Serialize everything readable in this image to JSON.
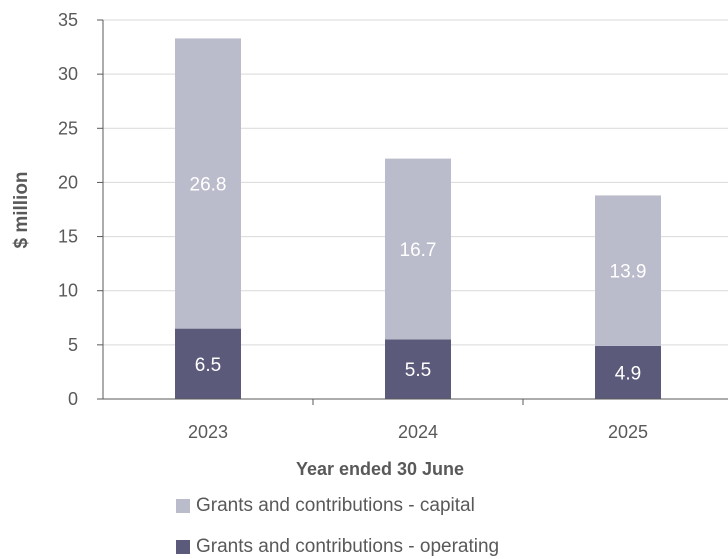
{
  "chart_data": {
    "type": "bar",
    "stacked": true,
    "categories": [
      "2023",
      "2024",
      "2025"
    ],
    "series": [
      {
        "name": "Grants and contributions - operating",
        "values": [
          6.5,
          5.5,
          4.9
        ],
        "color": "#5b5a7a",
        "label_color": "#ffffff"
      },
      {
        "name": "Grants and contributions - capital",
        "values": [
          26.8,
          16.7,
          13.9
        ],
        "color": "#babbcb",
        "label_color": "#ffffff"
      }
    ],
    "title": "",
    "xlabel": "Year ended 30 June",
    "ylabel": "$ million",
    "ylim": [
      0,
      35
    ],
    "yticks": [
      0,
      5,
      10,
      15,
      20,
      25,
      30,
      35
    ],
    "grid": true,
    "legend_position": "bottom",
    "gridline_color": "#d9d9d9",
    "axis_color": "#595959"
  },
  "legend": {
    "items": [
      {
        "label": "Grants and contributions - capital",
        "color": "#babbcb"
      },
      {
        "label": "Grants and contributions - operating",
        "color": "#5b5a7a"
      }
    ]
  }
}
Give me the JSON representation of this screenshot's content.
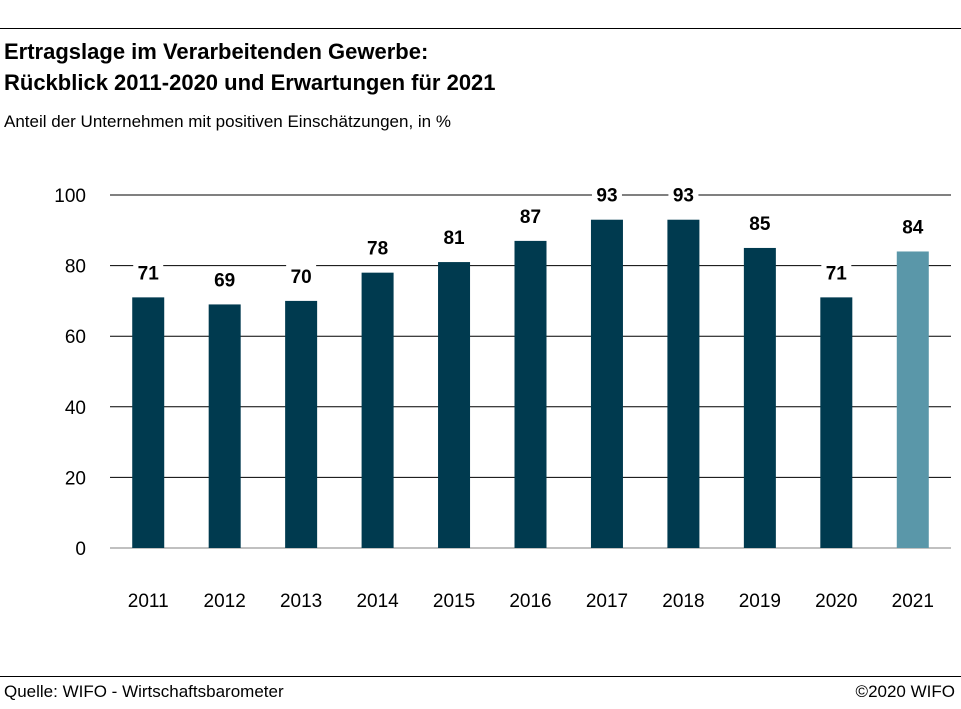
{
  "header": {
    "title_line1": "Ertragslage im Verarbeitenden Gewerbe:",
    "title_line2": "Rückblick 2011-2020 und Erwartungen für 2021",
    "subtitle": "Anteil der Unternehmen mit positiven Einschätzungen, in %"
  },
  "footer": {
    "source": "Quelle: WIFO - Wirtschaftsbarometer",
    "copyright": "©2020 WIFO"
  },
  "chart_data": {
    "type": "bar",
    "categories": [
      "2011",
      "2012",
      "2013",
      "2014",
      "2015",
      "2016",
      "2017",
      "2018",
      "2019",
      "2020",
      "2021"
    ],
    "values": [
      71,
      69,
      70,
      78,
      81,
      87,
      93,
      93,
      85,
      71,
      84
    ],
    "ylim": [
      0,
      100
    ],
    "yticks": [
      0,
      20,
      40,
      60,
      80,
      100
    ],
    "grid": true,
    "colors": {
      "actual": "#003a4f",
      "expectation": "#5a97a9",
      "grid": "#000000"
    },
    "expectation_categories": [
      "2021"
    ]
  }
}
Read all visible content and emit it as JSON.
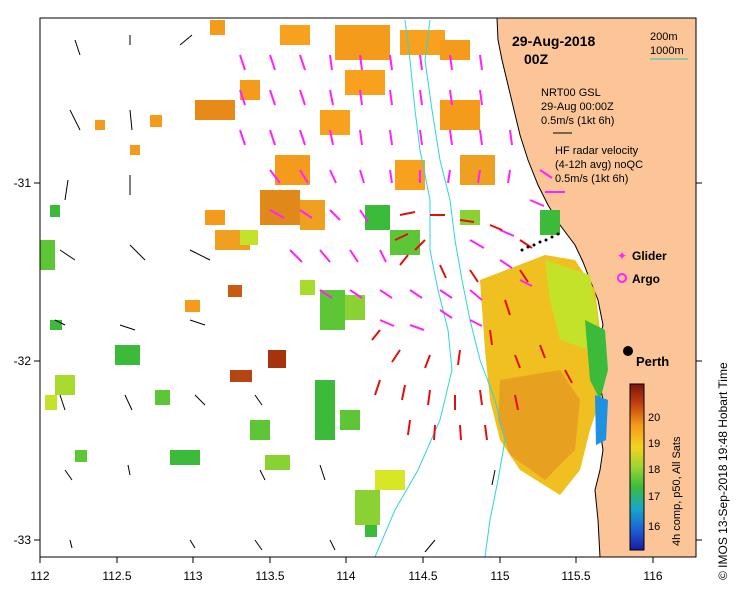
{
  "map": {
    "date_title": "29-Aug-2018",
    "time_title": "00Z",
    "scale_200": "200m",
    "scale_1000": "1000m",
    "nrt_title": "NRT00 GSL",
    "nrt_time": "29-Aug 00:00Z",
    "nrt_scale": "0.5m/s (1kt 6h)",
    "hf_title": "HF radar velocity",
    "hf_sub": "(4-12h avg) noQC",
    "hf_scale": "0.5m/s (1kt 6h)",
    "glider_label": "Glider",
    "argo_label": "Argo",
    "city": "Perth",
    "colorbar_label": "4h comp, p50, All Sats",
    "colorbar_ticks": [
      "20",
      "19",
      "18",
      "17",
      "16"
    ],
    "credit": "© IMOS 13-Sep-2018 19:48 Hobart Time",
    "x_ticks": [
      "112",
      "112.5",
      "113",
      "113.5",
      "114",
      "114.5",
      "115",
      "115.5",
      "116"
    ],
    "y_ticks": [
      "-31",
      "-32",
      "-33"
    ],
    "colors": {
      "land": "#fbc597",
      "bathy": "#2ed4e0",
      "radar_arrow": "#ff22ff",
      "model_arrow": "#000000",
      "warm_arrow": "#e01010",
      "scale_line": "#2bc8b8"
    }
  }
}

____________________

EXERCISE:
Reproduce the records above exactly, leaving out every picture they contain.

RESULT FOR THIS TASK:
Serialize everything readable in this image to JSON.
{
  "chart_data": {
    "type": "bar",
    "stacked": true,
    "categories": [
      "2023",
      "2024",
      "2025"
    ],
    "series": [
      {
        "name": "Grants and contributions - operating",
        "values": [
          6.5,
          5.5,
          4.9
        ],
        "color": "#5b5a7a",
        "label_color": "#ffffff"
      },
      {
        "name": "Grants and contributions - capital",
        "values": [
          26.8,
          16.7,
          13.9
        ],
        "color": "#babbcb",
        "label_color": "#ffffff"
      }
    ],
    "title": "",
    "xlabel": "Year ended 30 June",
    "ylabel": "$ million",
    "ylim": [
      0,
      35
    ],
    "yticks": [
      0,
      5,
      10,
      15,
      20,
      25,
      30,
      35
    ],
    "grid": true,
    "legend_position": "bottom",
    "gridline_color": "#d9d9d9",
    "axis_color": "#595959"
  },
  "legend": {
    "items": [
      {
        "label": "Grants and contributions - capital",
        "color": "#babbcb"
      },
      {
        "label": "Grants and contributions - operating",
        "color": "#5b5a7a"
      }
    ]
  }
}
Give me the JSON representation of this screenshot's content.
{
  "header": {
    "title_line1": "Ertragslage im Verarbeitenden Gewerbe:",
    "title_line2": "Rückblick 2011-2020 und Erwartungen für 2021",
    "subtitle": "Anteil der Unternehmen mit positiven Einschätzungen, in %"
  },
  "footer": {
    "source": "Quelle: WIFO - Wirtschaftsbarometer",
    "copyright": "©2020 WIFO"
  },
  "chart_data": {
    "type": "bar",
    "categories": [
      "2011",
      "2012",
      "2013",
      "2014",
      "2015",
      "2016",
      "2017",
      "2018",
      "2019",
      "2020",
      "2021"
    ],
    "values": [
      71,
      69,
      70,
      78,
      81,
      87,
      93,
      93,
      85,
      71,
      84
    ],
    "ylim": [
      0,
      100
    ],
    "yticks": [
      0,
      20,
      40,
      60,
      80,
      100
    ],
    "grid": true,
    "colors": {
      "actual": "#003a4f",
      "expectation": "#5a97a9",
      "grid": "#000000"
    },
    "expectation_categories": [
      "2021"
    ]
  }
}
Read all visible content and emit it as JSON.
{
  "map": {
    "date_title": "29-Aug-2018",
    "time_title": "00Z",
    "scale_200": "200m",
    "scale_1000": "1000m",
    "nrt_title": "NRT00 GSL",
    "nrt_time": "29-Aug 00:00Z",
    "nrt_scale": "0.5m/s (1kt 6h)",
    "hf_title": "HF radar velocity",
    "hf_sub": "(4-12h avg) noQC",
    "hf_scale": "0.5m/s (1kt 6h)",
    "glider_label": "Glider",
    "argo_label": "Argo",
    "city": "Perth",
    "colorbar_label": "4h comp, p50, All Sats",
    "colorbar_ticks": [
      "20",
      "19",
      "18",
      "17",
      "16"
    ],
    "credit": "© IMOS 13-Sep-2018 19:48 Hobart Time",
    "x_ticks": [
      "112",
      "112.5",
      "113",
      "113.5",
      "114",
      "114.5",
      "115",
      "115.5",
      "116"
    ],
    "y_ticks": [
      "-31",
      "-32",
      "-33"
    ],
    "colors": {
      "land": "#fbc597",
      "bathy": "#2ed4e0",
      "radar_arrow": "#ff22ff",
      "model_arrow": "#000000",
      "warm_arrow": "#e01010",
      "scale_line": "#2bc8b8"
    }
  }
}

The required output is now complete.